BEGIN

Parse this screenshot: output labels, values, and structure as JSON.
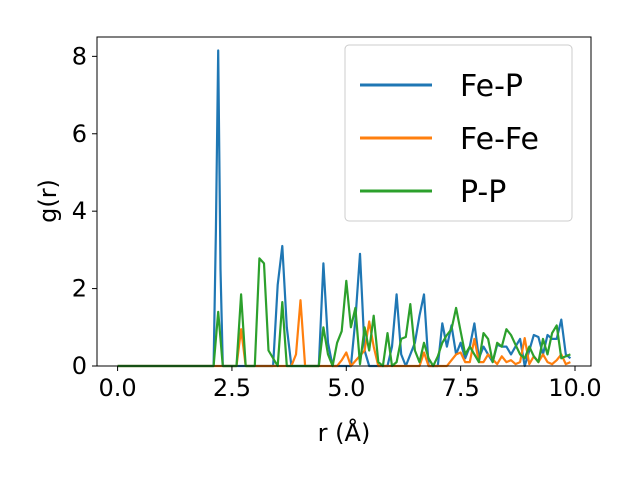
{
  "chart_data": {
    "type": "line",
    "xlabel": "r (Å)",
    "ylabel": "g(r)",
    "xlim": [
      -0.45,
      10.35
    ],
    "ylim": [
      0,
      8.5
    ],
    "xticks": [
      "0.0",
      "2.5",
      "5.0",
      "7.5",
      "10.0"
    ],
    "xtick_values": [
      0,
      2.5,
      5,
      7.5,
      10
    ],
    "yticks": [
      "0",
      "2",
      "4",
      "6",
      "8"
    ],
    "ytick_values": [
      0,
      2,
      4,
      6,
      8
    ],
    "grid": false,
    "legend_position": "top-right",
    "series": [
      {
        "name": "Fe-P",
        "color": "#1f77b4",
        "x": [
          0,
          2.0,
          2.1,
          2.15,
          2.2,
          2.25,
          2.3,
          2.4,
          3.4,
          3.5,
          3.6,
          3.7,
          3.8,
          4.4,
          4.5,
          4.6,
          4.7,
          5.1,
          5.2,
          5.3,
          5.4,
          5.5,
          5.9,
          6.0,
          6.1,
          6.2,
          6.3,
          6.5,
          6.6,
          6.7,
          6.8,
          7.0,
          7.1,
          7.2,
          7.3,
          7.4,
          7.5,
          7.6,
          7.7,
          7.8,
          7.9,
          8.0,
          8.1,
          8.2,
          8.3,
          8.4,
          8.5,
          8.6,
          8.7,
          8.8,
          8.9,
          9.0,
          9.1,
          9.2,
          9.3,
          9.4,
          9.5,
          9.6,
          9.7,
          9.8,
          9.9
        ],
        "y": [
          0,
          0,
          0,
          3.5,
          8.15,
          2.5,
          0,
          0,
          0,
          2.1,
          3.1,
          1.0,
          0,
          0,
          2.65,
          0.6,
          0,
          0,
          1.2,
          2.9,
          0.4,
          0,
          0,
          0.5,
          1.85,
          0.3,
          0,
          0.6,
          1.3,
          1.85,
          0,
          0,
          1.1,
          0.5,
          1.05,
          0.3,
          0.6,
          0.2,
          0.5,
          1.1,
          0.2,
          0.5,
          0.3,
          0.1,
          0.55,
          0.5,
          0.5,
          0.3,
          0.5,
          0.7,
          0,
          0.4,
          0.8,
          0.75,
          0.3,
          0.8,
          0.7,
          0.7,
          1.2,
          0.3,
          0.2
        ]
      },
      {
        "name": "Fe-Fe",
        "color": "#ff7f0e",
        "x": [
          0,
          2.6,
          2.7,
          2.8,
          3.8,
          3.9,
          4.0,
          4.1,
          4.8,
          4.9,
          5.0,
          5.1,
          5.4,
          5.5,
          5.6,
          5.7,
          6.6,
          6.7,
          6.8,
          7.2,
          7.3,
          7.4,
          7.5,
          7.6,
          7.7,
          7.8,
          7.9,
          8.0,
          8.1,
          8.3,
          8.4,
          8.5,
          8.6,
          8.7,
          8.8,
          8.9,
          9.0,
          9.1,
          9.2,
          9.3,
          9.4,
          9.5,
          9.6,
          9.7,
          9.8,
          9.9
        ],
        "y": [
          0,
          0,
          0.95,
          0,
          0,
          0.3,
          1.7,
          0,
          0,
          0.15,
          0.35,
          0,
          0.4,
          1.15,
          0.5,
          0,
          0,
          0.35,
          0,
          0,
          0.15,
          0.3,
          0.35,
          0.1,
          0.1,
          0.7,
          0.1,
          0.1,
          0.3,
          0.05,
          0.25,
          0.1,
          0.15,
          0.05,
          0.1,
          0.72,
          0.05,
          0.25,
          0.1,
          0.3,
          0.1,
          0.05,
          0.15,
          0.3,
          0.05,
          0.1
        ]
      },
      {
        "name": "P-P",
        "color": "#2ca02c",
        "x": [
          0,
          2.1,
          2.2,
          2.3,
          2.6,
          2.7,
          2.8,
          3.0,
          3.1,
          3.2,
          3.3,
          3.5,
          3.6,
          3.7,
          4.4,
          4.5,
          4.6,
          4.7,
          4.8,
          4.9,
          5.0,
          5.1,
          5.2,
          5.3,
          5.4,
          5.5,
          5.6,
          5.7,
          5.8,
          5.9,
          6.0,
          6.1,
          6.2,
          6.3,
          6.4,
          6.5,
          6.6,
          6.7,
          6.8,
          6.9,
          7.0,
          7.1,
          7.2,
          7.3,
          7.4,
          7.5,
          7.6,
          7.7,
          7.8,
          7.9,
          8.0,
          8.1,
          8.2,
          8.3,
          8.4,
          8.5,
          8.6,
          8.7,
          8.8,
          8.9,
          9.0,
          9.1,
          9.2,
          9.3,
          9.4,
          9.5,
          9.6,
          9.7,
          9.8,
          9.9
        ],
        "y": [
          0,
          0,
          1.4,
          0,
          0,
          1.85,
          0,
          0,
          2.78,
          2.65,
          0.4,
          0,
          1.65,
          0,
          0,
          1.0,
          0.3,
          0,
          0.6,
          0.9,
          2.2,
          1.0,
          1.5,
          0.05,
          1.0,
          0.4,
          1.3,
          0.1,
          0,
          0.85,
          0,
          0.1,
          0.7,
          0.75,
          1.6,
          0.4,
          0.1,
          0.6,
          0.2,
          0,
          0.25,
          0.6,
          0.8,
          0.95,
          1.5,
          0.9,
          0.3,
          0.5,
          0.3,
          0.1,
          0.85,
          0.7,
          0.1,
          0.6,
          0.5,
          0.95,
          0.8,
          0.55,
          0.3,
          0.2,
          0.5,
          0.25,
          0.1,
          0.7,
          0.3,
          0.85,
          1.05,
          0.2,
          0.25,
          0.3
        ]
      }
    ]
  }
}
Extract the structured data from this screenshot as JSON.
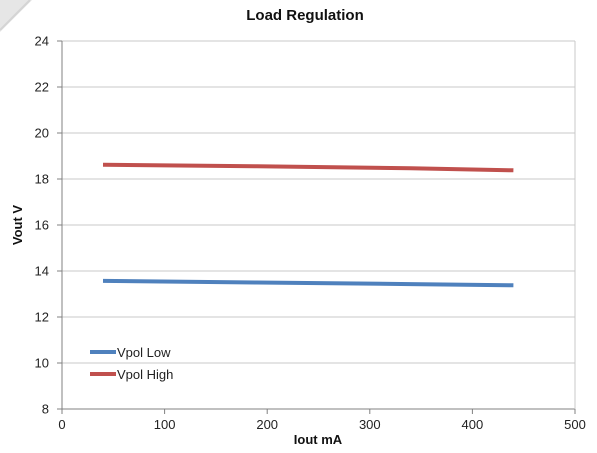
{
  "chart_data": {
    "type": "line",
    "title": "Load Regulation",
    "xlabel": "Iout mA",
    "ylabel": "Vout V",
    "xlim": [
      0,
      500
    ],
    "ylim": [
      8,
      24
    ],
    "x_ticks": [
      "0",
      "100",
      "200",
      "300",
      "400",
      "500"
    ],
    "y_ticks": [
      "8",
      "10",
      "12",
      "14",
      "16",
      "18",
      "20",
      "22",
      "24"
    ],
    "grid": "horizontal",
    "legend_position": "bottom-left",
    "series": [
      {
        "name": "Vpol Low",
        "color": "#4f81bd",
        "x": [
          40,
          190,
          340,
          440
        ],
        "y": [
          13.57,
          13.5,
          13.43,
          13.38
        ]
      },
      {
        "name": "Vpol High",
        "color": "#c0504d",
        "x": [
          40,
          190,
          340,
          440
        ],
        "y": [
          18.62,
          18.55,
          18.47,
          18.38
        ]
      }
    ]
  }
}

END

* _Task prompt_
Copy each line of the data that contains the word "screenshot".

* _Task response_
Parse this screenshot: output labels, values, and structure as JSON.
Extract the structured data from this screenshot as JSON.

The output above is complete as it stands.